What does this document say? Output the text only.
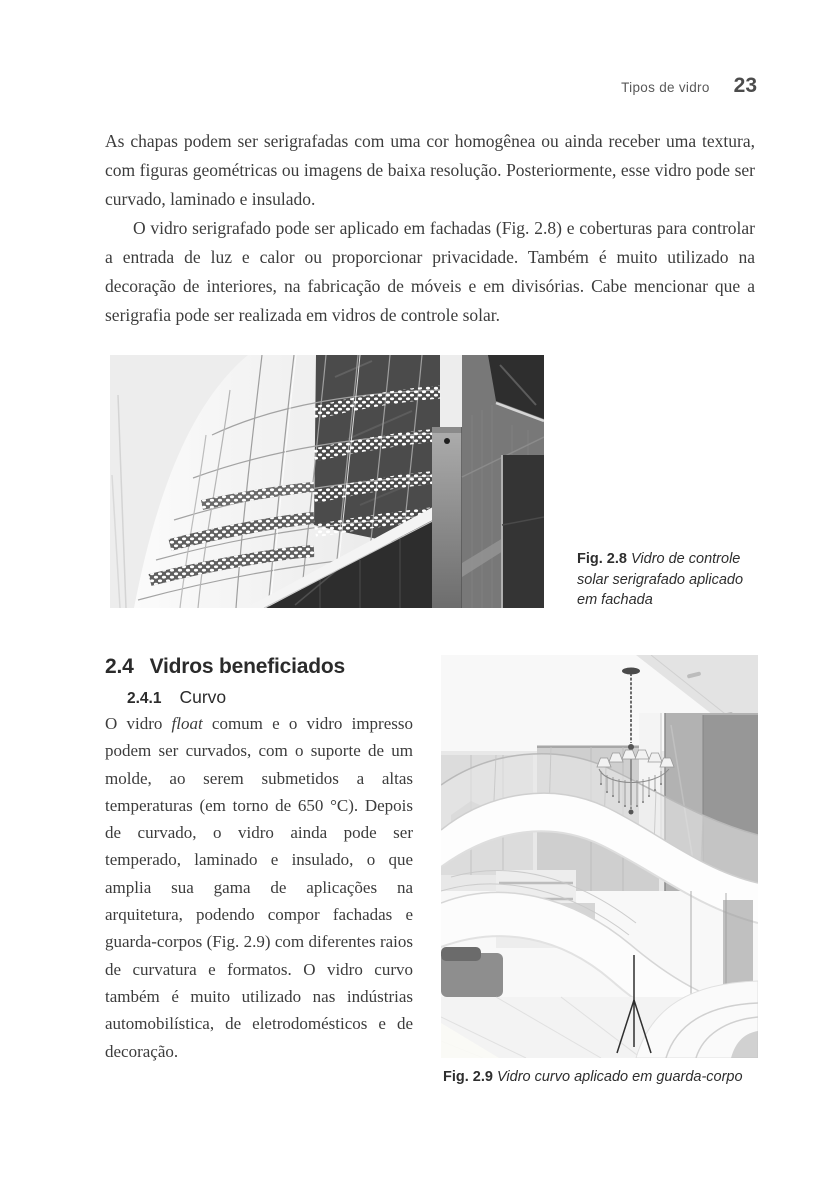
Tipos de vidro 23

As chapas podem ser serigrafadas com uma cor homogênea ou ainda receber uma textura, com figuras geométricas ou imagens de baixa resolução. Posteriormente, esse vidro pode ser curvado, laminado e insulado.

O vidro serigrafado pode ser aplicado em fachadas (Fig. 2.8) e coberturas para controlar a entrada de luz e calor ou proporcionar privacidade. Também é muito utilizado na decoração de interiores, na fabricação de móveis e em divisórias. Cabe mencionar que a serigrafia pode ser realizada em vidros de controle solar.

Fig. 2.8 Vidro de controle solar serigrafado aplicado em fachada
2.4 Vidros beneficiados
2.4.1 Curvo
O vidro float comum e o vidro impresso podem ser curvados, com o suporte de um molde, ao serem submetidos a altas temperaturas (em torno de 650 °C). Depois de curvado, o vidro ainda pode ser temperado, laminado e insulado, o que amplia sua gama de aplicações na arquitetura, podendo compor fachadas e guarda-corpos (Fig. 2.9) com diferentes raios de curvatura e formatos. O vidro curvo também é muito utilizado nas indústrias automobilística, de eletrodomésticos e de decoração.
Fig. 2.9 Vidro curvo aplicado em guarda-corpo
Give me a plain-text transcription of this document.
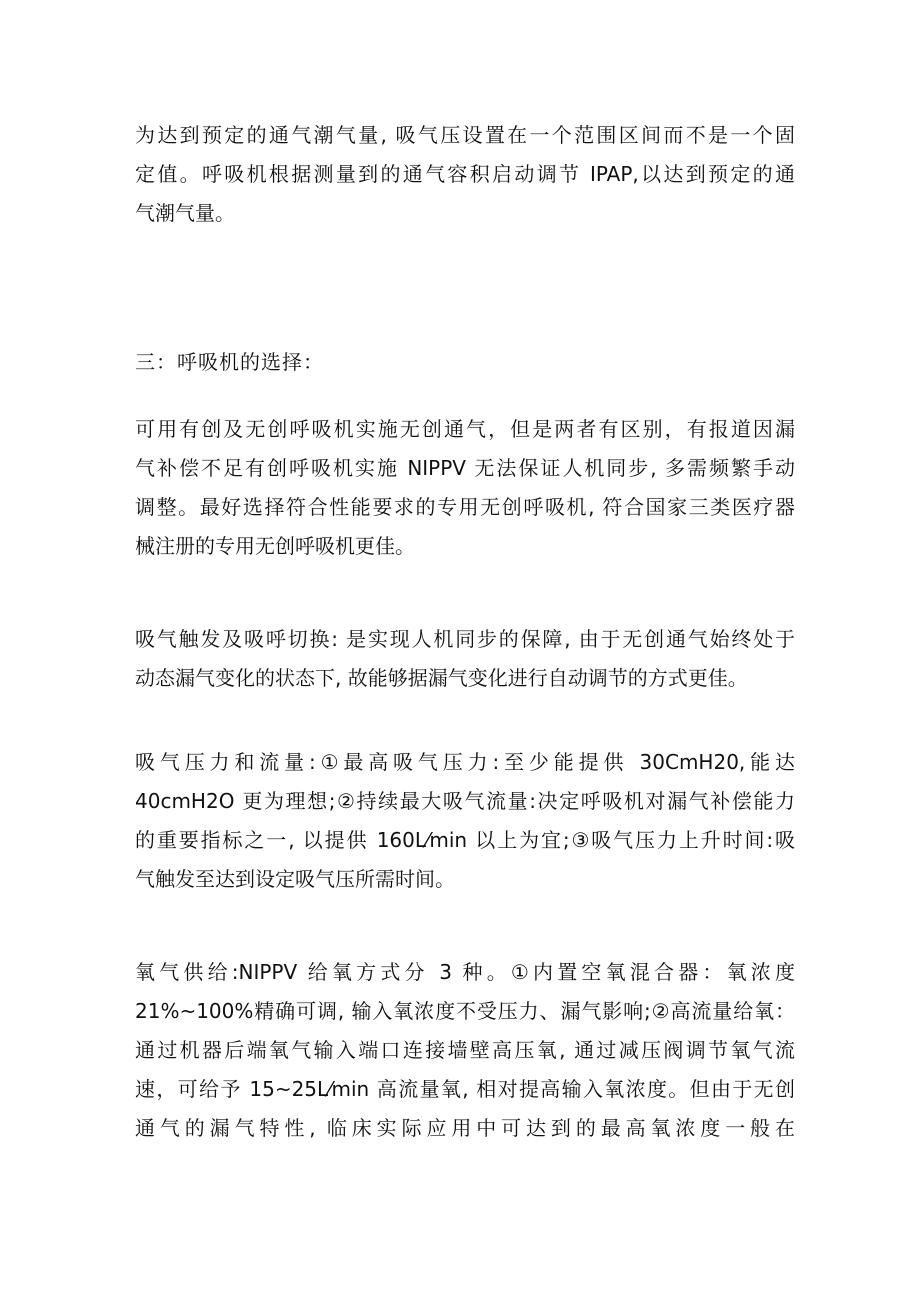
为达到预定的通气潮气量, 吸气压设置在一个范围区间而不是一个固
定值。呼吸机根据测量到的通气容积启动调节 IPAP,以达到预定的通
气潮气量。

三：呼吸机的选择：

可用有创及无创呼吸机实施无创通气，但是两者有区别，有报道因漏
气补偿不足有创呼吸机实施 NIPPV 无法保证人机同步, 多需频繁手动
调整。最好选择符合性能要求的专用无创呼吸机, 符合国家三类医疗器
械注册的专用无创呼吸机更佳。
吸气触发及吸呼切换: 是实现人机同步的保障, 由于无创通气始终处于
动态漏气变化的状态下, 故能够据漏气变化进行自动调节的方式更佳。
吸气压力和流量:①最高吸气压力:至少能提供 30CmH20,能达
40cmH2O 更为理想;②持续最大吸气流量:决定呼吸机对漏气补偿能力
的重要指标之一, 以提供 160L⁄min 以上为宜;③吸气压力上升时间:吸
气触发至达到设定吸气压所需时间。
氧气供给:NIPPV 给氧方式分 3 种。①内置空氧混合器：氧浓度
21%~100%精确可调, 输入氧浓度不受压力、漏气影响;②高流量给氧：
通过机器后端氧气输入端口连接墙壁高压氧, 通过减压阀调节氧气流
速，可给予 15~25L⁄min 高流量氧, 相对提高输入氧浓度。但由于无创
通气的漏气特性, 临床实际应用中可达到的最高氧浓度一般在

-=-=-

(WORK INSTRUCTIONS) Restate the records word for word, omitting images.

(EXERCISE ANSWER)
What does this document say? Output the text only.
Tipos de vidro 23

As chapas podem ser serigrafadas com uma cor homogênea ou ainda receber uma textura, com figuras geométricas ou imagens de baixa resolução. Posteriormente, esse vidro pode ser curvado, laminado e insulado.

O vidro serigrafado pode ser aplicado em fachadas (Fig. 2.8) e coberturas para controlar a entrada de luz e calor ou proporcionar privacidade. Também é muito utilizado na decoração de interiores, na fabricação de móveis e em divisórias. Cabe mencionar que a serigrafia pode ser realizada em vidros de controle solar.

Fig. 2.8 Vidro de controle solar serigrafado aplicado em fachada
2.4 Vidros beneficiados
2.4.1 Curvo
O vidro float comum e o vidro impresso podem ser curvados, com o suporte de um molde, ao serem submetidos a altas temperaturas (em torno de 650 °C). Depois de curvado, o vidro ainda pode ser temperado, laminado e insulado, o que amplia sua gama de aplicações na arquitetura, podendo compor fachadas e guarda-corpos (Fig. 2.9) com diferentes raios de curvatura e formatos. O vidro curvo também é muito utilizado nas indústrias automobilística, de eletrodomésticos e de decoração.
Fig. 2.9 Vidro curvo aplicado em guarda-corpo
Give me a plain-text transcription of this document.
为达到预定的通气潮气量, 吸气压设置在一个范围区间而不是一个固
定值。呼吸机根据测量到的通气容积启动调节 IPAP,以达到预定的通
气潮气量。

三：呼吸机的选择：

可用有创及无创呼吸机实施无创通气，但是两者有区别，有报道因漏
气补偿不足有创呼吸机实施 NIPPV 无法保证人机同步, 多需频繁手动
调整。最好选择符合性能要求的专用无创呼吸机, 符合国家三类医疗器
械注册的专用无创呼吸机更佳。
吸气触发及吸呼切换: 是实现人机同步的保障, 由于无创通气始终处于
动态漏气变化的状态下, 故能够据漏气变化进行自动调节的方式更佳。
吸气压力和流量:①最高吸气压力:至少能提供 30CmH20,能达
40cmH2O 更为理想;②持续最大吸气流量:决定呼吸机对漏气补偿能力
的重要指标之一, 以提供 160L⁄min 以上为宜;③吸气压力上升时间:吸
气触发至达到设定吸气压所需时间。
氧气供给:NIPPV 给氧方式分 3 种。①内置空氧混合器：氧浓度
21%~100%精确可调, 输入氧浓度不受压力、漏气影响;②高流量给氧：
通过机器后端氧气输入端口连接墙壁高压氧, 通过减压阀调节氧气流
速，可给予 15~25L⁄min 高流量氧, 相对提高输入氧浓度。但由于无创
通气的漏气特性, 临床实际应用中可达到的最高氧浓度一般在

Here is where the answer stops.